**PROBLEM TO WORK ON**
Write out the material again exactly, please, and omit the pictures.

Data items
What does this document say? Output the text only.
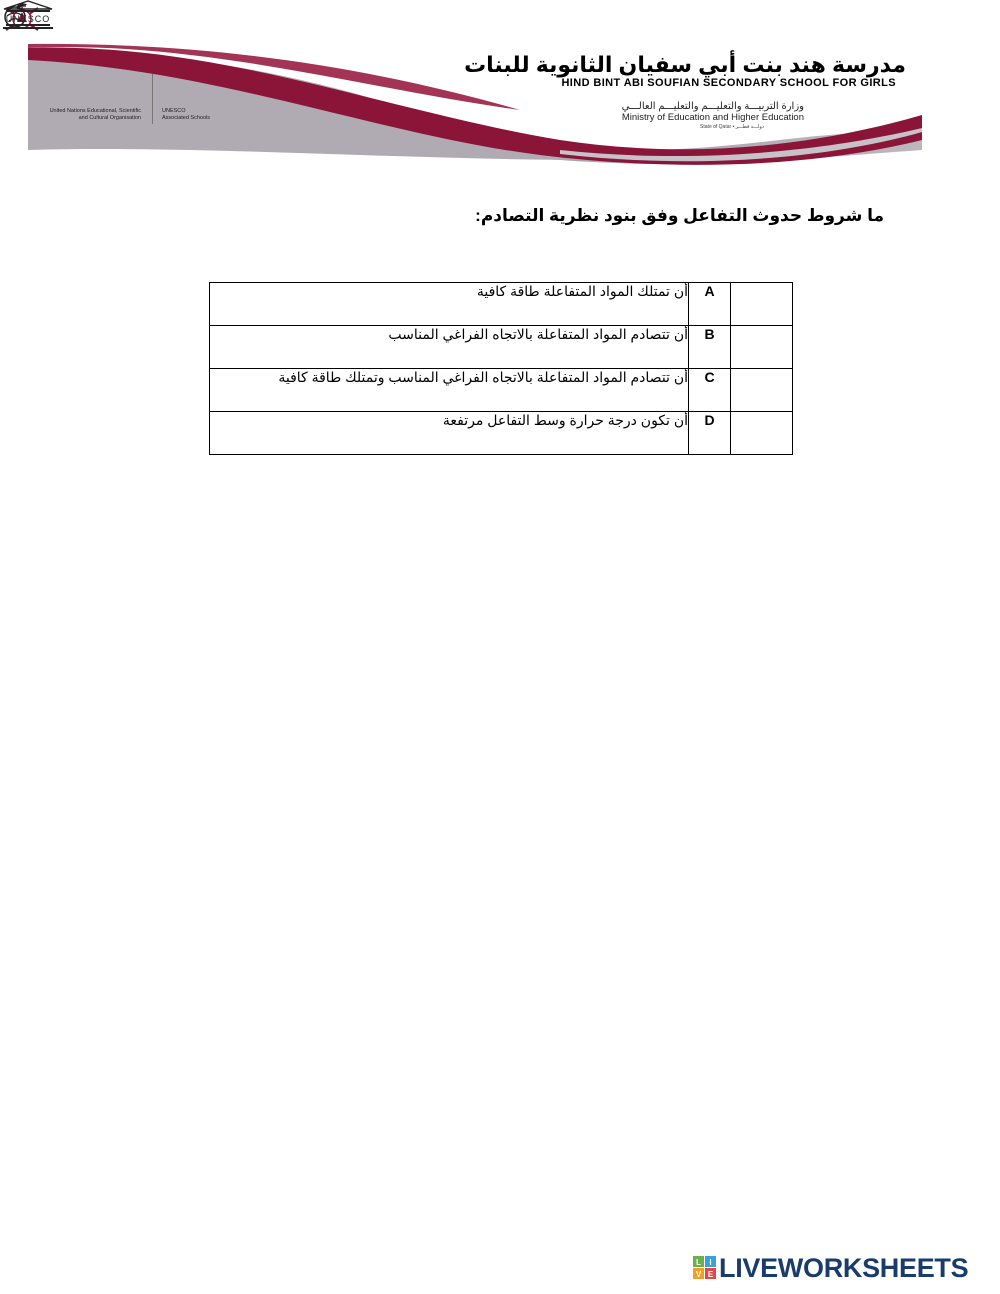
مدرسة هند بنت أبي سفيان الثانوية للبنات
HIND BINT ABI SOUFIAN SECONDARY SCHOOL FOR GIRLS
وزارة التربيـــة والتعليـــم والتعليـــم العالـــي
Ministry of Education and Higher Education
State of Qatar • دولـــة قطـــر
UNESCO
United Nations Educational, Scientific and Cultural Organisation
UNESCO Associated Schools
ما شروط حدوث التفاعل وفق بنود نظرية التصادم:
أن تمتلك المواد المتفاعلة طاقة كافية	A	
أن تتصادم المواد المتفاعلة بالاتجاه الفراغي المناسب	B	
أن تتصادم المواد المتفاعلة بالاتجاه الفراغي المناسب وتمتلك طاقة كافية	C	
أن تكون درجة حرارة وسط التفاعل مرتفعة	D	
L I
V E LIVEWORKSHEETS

**EXPECTED ANSWER**
What does this document say? Output the text only.
مدرسة هند بنت أبي سفيان الثانوية للبنات
HIND BINT ABI SOUFIAN SECONDARY SCHOOL FOR GIRLS
وزارة التربيـــة والتعليـــم والتعليـــم العالـــي
Ministry of Education and Higher Education
State of Qatar • دولـــة قطـــر
UNESCO
United Nations Educational, Scientific and Cultural Organisation
UNESCO Associated Schools
ما شروط حدوث التفاعل وفق بنود نظرية التصادم:
أن تمتلك المواد المتفاعلة طاقة كافية	A	
أن تتصادم المواد المتفاعلة بالاتجاه الفراغي المناسب	B	
أن تتصادم المواد المتفاعلة بالاتجاه الفراغي المناسب وتمتلك طاقة كافية	C	
أن تكون درجة حرارة وسط التفاعل مرتفعة	D	
L I
V E LIVEWORKSHEETS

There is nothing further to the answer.